(Raw records)
──────

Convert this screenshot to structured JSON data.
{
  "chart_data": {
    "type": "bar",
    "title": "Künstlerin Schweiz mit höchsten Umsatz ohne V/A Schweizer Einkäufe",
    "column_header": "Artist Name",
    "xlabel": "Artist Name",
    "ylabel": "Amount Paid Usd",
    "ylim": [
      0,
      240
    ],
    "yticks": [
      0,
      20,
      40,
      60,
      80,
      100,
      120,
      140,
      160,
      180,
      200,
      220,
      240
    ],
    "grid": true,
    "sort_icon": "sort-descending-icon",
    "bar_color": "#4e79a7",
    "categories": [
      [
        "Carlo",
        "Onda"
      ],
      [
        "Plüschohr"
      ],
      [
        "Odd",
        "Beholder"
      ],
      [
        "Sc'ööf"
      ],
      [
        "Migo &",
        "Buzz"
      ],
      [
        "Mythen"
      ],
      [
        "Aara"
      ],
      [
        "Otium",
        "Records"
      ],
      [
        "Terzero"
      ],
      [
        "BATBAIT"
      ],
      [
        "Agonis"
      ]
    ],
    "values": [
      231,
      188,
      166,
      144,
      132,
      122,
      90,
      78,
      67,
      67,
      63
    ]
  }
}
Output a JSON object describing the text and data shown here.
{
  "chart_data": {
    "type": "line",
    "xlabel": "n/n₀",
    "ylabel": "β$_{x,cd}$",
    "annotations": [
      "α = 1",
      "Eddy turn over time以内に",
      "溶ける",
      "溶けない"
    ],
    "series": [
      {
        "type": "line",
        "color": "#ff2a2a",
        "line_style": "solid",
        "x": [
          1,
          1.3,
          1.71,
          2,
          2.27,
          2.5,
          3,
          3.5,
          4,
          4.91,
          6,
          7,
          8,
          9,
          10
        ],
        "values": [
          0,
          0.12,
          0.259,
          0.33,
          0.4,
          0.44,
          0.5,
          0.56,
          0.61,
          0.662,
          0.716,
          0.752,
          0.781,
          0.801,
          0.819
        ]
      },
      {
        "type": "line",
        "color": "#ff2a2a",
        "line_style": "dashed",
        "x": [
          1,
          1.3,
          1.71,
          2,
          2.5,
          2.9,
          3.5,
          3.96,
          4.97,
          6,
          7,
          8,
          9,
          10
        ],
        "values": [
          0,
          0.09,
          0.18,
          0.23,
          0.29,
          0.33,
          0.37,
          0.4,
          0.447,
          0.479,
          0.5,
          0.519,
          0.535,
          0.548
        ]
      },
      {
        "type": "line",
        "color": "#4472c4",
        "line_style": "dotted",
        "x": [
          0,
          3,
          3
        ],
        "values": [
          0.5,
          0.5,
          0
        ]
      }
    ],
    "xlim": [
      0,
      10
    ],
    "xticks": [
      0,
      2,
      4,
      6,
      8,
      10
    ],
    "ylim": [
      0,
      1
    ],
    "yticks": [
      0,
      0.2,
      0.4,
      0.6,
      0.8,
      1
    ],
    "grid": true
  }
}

──────

(EXERCISE OBJECTIVE): Print out every record again, exactly and in full.

(RESPONSE):
Convert this screenshot to structured JSON data.
{
  "chart_data": {
    "type": "bar",
    "title": "Künstlerin Schweiz mit höchsten Umsatz ohne V/A Schweizer Einkäufe",
    "column_header": "Artist Name",
    "xlabel": "Artist Name",
    "ylabel": "Amount Paid Usd",
    "ylim": [
      0,
      240
    ],
    "yticks": [
      0,
      20,
      40,
      60,
      80,
      100,
      120,
      140,
      160,
      180,
      200,
      220,
      240
    ],
    "grid": true,
    "sort_icon": "sort-descending-icon",
    "bar_color": "#4e79a7",
    "categories": [
      [
        "Carlo",
        "Onda"
      ],
      [
        "Plüschohr"
      ],
      [
        "Odd",
        "Beholder"
      ],
      [
        "Sc'ööf"
      ],
      [
        "Migo &",
        "Buzz"
      ],
      [
        "Mythen"
      ],
      [
        "Aara"
      ],
      [
        "Otium",
        "Records"
      ],
      [
        "Terzero"
      ],
      [
        "BATBAIT"
      ],
      [
        "Agonis"
      ]
    ],
    "values": [
      231,
      188,
      166,
      144,
      132,
      122,
      90,
      78,
      67,
      67,
      63
    ]
  }
}
Output a JSON object describing the text and data shown here.
{
  "chart_data": {
    "type": "line",
    "xlabel": "n/n₀",
    "ylabel": "β$_{x,cd}$",
    "annotations": [
      "α = 1",
      "Eddy turn over time以内に",
      "溶ける",
      "溶けない"
    ],
    "series": [
      {
        "type": "line",
        "color": "#ff2a2a",
        "line_style": "solid",
        "x": [
          1,
          1.3,
          1.71,
          2,
          2.27,
          2.5,
          3,
          3.5,
          4,
          4.91,
          6,
          7,
          8,
          9,
          10
        ],
        "values": [
          0,
          0.12,
          0.259,
          0.33,
          0.4,
          0.44,
          0.5,
          0.56,
          0.61,
          0.662,
          0.716,
          0.752,
          0.781,
          0.801,
          0.819
        ]
      },
      {
        "type": "line",
        "color": "#ff2a2a",
        "line_style": "dashed",
        "x": [
          1,
          1.3,
          1.71,
          2,
          2.5,
          2.9,
          3.5,
          3.96,
          4.97,
          6,
          7,
          8,
          9,
          10
        ],
        "values": [
          0,
          0.09,
          0.18,
          0.23,
          0.29,
          0.33,
          0.37,
          0.4,
          0.447,
          0.479,
          0.5,
          0.519,
          0.535,
          0.548
        ]
      },
      {
        "type": "line",
        "color": "#4472c4",
        "line_style": "dotted",
        "x": [
          0,
          3,
          3
        ],
        "values": [
          0.5,
          0.5,
          0
        ]
      }
    ],
    "xlim": [
      0,
      10
    ],
    "xticks": [
      0,
      2,
      4,
      6,
      8,
      10
    ],
    "ylim": [
      0,
      1
    ],
    "yticks": [
      0,
      0.2,
      0.4,
      0.6,
      0.8,
      1
    ],
    "grid": true
  }
}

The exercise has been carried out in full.